----- EXTRACTED ENTRIES -----

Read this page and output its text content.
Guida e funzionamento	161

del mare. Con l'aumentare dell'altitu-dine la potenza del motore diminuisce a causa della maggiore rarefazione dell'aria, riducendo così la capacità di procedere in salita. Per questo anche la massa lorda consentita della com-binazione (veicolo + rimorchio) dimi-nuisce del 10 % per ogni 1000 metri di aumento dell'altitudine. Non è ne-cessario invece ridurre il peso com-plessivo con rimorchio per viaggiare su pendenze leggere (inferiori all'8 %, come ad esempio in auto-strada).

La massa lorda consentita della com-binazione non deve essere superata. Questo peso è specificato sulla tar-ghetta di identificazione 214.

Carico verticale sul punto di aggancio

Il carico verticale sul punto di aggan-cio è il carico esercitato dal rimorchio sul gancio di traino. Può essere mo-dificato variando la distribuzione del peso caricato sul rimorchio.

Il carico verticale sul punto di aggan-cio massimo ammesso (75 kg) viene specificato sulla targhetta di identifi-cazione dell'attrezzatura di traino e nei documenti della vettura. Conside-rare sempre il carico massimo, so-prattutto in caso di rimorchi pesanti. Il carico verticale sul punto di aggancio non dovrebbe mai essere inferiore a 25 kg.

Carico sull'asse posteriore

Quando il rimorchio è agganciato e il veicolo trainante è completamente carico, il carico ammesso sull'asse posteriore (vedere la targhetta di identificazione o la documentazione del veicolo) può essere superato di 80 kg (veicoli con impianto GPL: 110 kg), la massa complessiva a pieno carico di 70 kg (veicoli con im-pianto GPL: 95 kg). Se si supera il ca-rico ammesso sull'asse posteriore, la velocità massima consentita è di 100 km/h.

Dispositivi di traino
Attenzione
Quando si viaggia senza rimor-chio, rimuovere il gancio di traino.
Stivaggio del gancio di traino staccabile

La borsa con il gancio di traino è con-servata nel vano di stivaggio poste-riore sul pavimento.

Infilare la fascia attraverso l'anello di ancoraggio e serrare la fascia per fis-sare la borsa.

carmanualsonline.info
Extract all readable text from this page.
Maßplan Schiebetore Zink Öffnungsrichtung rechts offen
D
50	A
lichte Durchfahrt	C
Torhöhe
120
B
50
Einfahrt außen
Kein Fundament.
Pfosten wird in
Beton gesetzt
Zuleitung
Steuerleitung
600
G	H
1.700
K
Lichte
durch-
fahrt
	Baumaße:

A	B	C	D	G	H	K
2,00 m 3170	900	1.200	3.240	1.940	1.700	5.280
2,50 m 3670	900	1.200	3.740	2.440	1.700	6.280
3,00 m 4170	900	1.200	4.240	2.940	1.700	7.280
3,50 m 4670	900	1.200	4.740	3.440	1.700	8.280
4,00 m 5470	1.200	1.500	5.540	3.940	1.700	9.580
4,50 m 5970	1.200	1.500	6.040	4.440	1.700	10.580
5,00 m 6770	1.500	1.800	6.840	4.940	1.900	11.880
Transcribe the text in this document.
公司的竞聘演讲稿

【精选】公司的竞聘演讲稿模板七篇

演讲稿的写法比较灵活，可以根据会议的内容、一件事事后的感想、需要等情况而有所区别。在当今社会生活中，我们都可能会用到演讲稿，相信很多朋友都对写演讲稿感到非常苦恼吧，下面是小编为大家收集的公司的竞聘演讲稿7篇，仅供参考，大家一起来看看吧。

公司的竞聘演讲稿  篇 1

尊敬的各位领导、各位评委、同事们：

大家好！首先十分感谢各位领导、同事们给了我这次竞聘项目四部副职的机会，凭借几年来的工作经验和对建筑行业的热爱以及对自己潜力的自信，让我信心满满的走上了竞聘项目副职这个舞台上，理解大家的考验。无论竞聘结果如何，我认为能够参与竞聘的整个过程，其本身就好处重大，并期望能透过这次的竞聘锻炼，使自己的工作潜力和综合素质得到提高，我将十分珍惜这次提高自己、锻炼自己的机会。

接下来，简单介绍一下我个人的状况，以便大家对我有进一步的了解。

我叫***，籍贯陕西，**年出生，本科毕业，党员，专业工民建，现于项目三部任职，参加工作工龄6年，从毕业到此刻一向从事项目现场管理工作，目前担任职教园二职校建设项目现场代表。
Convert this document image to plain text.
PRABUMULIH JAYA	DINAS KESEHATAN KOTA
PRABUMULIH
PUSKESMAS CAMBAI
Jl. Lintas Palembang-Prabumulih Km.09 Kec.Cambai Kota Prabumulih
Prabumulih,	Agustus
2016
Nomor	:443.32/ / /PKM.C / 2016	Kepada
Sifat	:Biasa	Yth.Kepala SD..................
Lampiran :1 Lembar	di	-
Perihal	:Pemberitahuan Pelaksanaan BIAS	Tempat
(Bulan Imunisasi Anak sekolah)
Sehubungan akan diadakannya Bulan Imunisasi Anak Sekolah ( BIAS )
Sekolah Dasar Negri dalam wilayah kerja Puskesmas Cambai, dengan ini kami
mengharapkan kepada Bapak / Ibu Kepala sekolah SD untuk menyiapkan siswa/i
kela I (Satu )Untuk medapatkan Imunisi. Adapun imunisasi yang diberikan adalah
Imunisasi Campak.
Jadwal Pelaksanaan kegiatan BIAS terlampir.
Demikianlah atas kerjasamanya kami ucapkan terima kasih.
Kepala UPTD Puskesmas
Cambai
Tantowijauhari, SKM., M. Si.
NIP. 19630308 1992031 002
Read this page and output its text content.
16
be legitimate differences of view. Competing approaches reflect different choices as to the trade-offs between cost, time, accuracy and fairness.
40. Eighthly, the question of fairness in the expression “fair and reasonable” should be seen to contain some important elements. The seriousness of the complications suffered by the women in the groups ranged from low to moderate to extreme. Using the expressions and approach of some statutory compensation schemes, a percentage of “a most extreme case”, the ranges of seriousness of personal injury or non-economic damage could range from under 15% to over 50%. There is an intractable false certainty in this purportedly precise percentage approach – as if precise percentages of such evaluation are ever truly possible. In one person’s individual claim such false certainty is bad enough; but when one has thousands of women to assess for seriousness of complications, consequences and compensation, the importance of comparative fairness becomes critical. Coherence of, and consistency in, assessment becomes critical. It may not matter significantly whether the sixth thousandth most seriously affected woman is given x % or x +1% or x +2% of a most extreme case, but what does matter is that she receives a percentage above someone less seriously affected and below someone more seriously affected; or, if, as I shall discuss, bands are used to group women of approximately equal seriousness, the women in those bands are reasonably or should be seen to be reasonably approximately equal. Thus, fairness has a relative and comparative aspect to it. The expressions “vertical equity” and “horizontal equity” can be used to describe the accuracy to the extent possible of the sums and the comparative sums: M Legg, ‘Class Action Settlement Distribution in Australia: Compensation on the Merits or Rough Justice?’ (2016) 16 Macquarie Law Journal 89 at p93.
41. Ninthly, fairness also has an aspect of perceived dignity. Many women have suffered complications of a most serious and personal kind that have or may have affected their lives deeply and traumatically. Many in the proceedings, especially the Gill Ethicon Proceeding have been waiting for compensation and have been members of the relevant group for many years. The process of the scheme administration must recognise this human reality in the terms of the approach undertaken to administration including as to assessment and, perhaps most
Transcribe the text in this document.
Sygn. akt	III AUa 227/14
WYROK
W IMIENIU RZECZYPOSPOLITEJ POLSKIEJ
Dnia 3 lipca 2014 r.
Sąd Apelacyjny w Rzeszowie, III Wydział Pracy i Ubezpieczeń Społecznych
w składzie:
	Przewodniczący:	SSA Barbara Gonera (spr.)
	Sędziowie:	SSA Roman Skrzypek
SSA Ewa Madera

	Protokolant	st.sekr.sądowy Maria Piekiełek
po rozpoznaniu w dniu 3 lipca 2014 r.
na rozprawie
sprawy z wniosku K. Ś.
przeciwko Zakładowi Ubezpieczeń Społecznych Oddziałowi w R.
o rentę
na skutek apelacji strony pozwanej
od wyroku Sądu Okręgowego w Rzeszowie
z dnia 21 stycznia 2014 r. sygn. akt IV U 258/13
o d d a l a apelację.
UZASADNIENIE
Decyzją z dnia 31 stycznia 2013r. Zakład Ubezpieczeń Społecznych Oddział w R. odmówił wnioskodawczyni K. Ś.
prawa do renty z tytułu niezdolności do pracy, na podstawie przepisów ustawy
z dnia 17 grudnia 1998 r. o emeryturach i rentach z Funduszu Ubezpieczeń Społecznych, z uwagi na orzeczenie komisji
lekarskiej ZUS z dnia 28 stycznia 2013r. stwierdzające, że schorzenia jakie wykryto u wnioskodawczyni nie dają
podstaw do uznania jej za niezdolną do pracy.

-----

## PROBLEM STATEMENT
Work out how many lines of the listing above include the word "sulla". Reply with nothing but the count.

## THE COMPLETED TASK
2